::: Exercise passage
P.S. I know what it is like to feel like you've got an opportunity you have to hold on to, but it sounds like you may have a lot of things going against you with this. I recently turned down my dream job after a lot of grieving over it but finally decided it wasn't what was best for my four children. I've had many regrets over not taking this job (which would have required me to move out of state) but there came a point I had to realize the cards were stacked against me. Surely, you have another option. Why can't you go to the vo-tech and become an LPN first? Don't you have a local vocational school? It's only a year! You could then work and do an online LPN to BSN program...it isn't that out of reach! I'm not going to think I'm going to change your mind, but in case there is any chance of getting you to consider an alternative I want to put it out there.
Last edit by Jo Dirt on Apr 19, '09
Apr 20, '09
okay. the "boyfriend" is my childs father. We're not married. That's why I call him that. He is my fiance, but I've been so use to calling him my boyfriend for a long time, that I havent gotten use to fiance. I would never leave my son with some man I've only been dating some months, no matter how much I trusted him. I've been with Chris since I was 19 years old, and I'm about to be 23, so I know him, and like I said, he is the child's father. I completely understand your concern. Just on the local news up here, or down here depending where you live =) a woman left her child with the step-father, and he still punched the baby in it's chest, or i'm assuming it's his chest, they didn't say where he was hit, but the baby DIED! I don't want to be an LPN, but they are LVN down or up here. I have incredibly too many hours, and I think that is a waste of time. They only work in LTC and Drs offices as "MAs" but I'm not downing LVN's at all, but geographically that is how it is in my state. I have a goal and I have God on my side, I'm just trying to figure the best option for childcare. I've been denied to four schools in the past month, and God didn't want me there. That's how I look at things, and I get accepted here, and there is a reason. I know it will be a struggle, but I can make it. I'm just looking for advice on how mothers, parents, whoever chose their daycare their child is in.
Apr 20, '09
"the "boyfriend" is my childs father. We're not married. That's why I call him that."
Thank you! I have been with my son's father for five years now. Our son is 3 1/2. What am I supposed to call him??? He is so much more than just a boyfriend however, I do not like to say he is my fiance (as he is not) or husband, nor do I want to say that's my 'baby daddy'.
Quite frankly, I wanted a child more than I wanted to get married. I have been going to school since my child was two months old and haven't had the money to get married. Neither of us have been married before so I don't want to just jaunt down to the courthouse...I want a nice (I didn't say expensive) wedding.
In the meantime I guess I'll refer to my child's father as my boyfriend and correct people when the address me as Mrs. Moore and holiday cards as 'The Moore's'. That includes my son's pediatrician's office and my boyfriends brother!
Glad to see I am not alone in this dilemma!
Apr 20, '09
Is there any way you can get the names of others in the nursing class? I am sure some of them have kids too and maybe this would help you out. Maybe even some of the nursing instructors have kids and could offer a reccomendation of who they use for childcare. Then, of course, do all of the legal checking, etc. Good luck. I am happy to hear you want to be a nurse and I hope it works out for you. Be very careful. I always was lucky enough to find an arrangement for my kids with someone who was known to me or a trusted family member. Make sure you ask if there are large pets (I love dogs, but be careful. My one little older doggie would need to be away from kids as they get on his nerves.) and firearms. These two things make me nervous. If someone has really big dogs or guns in the house, to me it is a no. I know others might feel differently. I asked one daycare provider this many years ago. She said it was none of my business and I told her then you do not have my business. Good luck!
::::::
• **What to work on**
[1] In the forum thread about childcare, to how many schools does the poster who calls Chris her "boyfriend" say she was denied in the past month?
[2] Translate this sentence from the forum thread about childcare into Spanish: "Quite frankly, I wanted a child more than I wanted to get married."
::: Supplied information
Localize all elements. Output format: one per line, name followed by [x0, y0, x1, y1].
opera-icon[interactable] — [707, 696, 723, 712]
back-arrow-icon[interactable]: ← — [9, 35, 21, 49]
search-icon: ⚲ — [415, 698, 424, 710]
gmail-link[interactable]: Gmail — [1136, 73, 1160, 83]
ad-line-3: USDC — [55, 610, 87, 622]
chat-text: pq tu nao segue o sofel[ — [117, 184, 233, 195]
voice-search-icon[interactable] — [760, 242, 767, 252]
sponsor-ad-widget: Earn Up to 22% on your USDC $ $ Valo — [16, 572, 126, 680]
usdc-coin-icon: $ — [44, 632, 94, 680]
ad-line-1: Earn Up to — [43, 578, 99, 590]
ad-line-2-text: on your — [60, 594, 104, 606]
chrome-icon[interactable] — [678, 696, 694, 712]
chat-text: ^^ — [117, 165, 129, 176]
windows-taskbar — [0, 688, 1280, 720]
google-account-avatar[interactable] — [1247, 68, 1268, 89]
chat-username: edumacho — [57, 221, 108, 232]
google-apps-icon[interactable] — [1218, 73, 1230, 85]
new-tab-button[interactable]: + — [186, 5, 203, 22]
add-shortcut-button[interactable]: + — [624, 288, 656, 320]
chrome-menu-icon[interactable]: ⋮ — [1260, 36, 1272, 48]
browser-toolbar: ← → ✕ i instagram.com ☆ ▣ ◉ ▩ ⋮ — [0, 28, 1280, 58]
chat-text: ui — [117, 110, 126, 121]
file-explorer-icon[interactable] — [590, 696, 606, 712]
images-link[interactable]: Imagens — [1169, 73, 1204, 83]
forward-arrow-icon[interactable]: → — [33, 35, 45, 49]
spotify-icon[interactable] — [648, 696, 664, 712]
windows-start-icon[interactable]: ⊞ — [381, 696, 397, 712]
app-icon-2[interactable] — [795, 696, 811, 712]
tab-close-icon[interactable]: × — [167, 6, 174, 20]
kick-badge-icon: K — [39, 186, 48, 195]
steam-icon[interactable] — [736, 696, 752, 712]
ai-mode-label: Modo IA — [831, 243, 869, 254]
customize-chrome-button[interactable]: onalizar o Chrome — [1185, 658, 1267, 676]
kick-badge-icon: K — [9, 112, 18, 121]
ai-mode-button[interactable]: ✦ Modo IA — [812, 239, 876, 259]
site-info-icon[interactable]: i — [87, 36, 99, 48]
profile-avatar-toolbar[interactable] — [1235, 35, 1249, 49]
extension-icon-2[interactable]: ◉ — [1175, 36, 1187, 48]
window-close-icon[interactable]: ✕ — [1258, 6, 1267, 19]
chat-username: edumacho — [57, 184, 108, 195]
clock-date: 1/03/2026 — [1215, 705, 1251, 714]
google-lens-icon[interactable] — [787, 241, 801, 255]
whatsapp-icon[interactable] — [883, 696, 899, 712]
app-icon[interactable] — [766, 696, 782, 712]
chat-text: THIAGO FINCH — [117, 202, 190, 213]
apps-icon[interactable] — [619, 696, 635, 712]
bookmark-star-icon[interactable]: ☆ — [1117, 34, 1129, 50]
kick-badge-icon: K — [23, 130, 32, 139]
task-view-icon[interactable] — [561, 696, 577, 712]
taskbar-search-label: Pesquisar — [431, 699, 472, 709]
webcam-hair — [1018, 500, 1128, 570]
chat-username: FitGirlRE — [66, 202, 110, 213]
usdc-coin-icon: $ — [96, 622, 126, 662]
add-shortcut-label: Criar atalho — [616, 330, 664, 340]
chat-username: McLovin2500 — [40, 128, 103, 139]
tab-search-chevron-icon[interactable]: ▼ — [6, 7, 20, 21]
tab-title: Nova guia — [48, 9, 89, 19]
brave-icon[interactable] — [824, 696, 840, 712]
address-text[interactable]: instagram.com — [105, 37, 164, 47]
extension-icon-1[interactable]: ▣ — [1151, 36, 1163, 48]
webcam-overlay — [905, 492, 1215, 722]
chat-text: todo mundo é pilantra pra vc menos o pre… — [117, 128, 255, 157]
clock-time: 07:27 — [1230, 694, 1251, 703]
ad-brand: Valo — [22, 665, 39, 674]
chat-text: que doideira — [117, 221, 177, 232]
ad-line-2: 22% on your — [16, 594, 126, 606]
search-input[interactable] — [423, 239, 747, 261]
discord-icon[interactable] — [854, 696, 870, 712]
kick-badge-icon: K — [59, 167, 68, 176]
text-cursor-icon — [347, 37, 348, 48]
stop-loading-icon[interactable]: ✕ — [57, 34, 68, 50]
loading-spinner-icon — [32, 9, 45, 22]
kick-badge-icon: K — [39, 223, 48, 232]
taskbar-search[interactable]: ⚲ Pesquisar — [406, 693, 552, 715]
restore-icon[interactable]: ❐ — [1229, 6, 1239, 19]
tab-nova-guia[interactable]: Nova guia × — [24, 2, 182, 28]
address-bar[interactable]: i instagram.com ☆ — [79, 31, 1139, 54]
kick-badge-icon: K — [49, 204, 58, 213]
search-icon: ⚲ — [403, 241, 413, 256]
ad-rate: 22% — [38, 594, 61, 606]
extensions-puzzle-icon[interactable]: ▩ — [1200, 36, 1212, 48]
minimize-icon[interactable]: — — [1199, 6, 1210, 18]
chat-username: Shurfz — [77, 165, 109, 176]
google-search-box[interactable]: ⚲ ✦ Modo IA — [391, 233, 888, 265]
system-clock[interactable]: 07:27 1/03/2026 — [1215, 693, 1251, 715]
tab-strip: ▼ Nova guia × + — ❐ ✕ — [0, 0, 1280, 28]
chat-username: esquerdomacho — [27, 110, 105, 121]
::::::
• **Answers given**
[1] Four schools.

[2] Francamente, quería tener un hijo más de lo que quería casarme.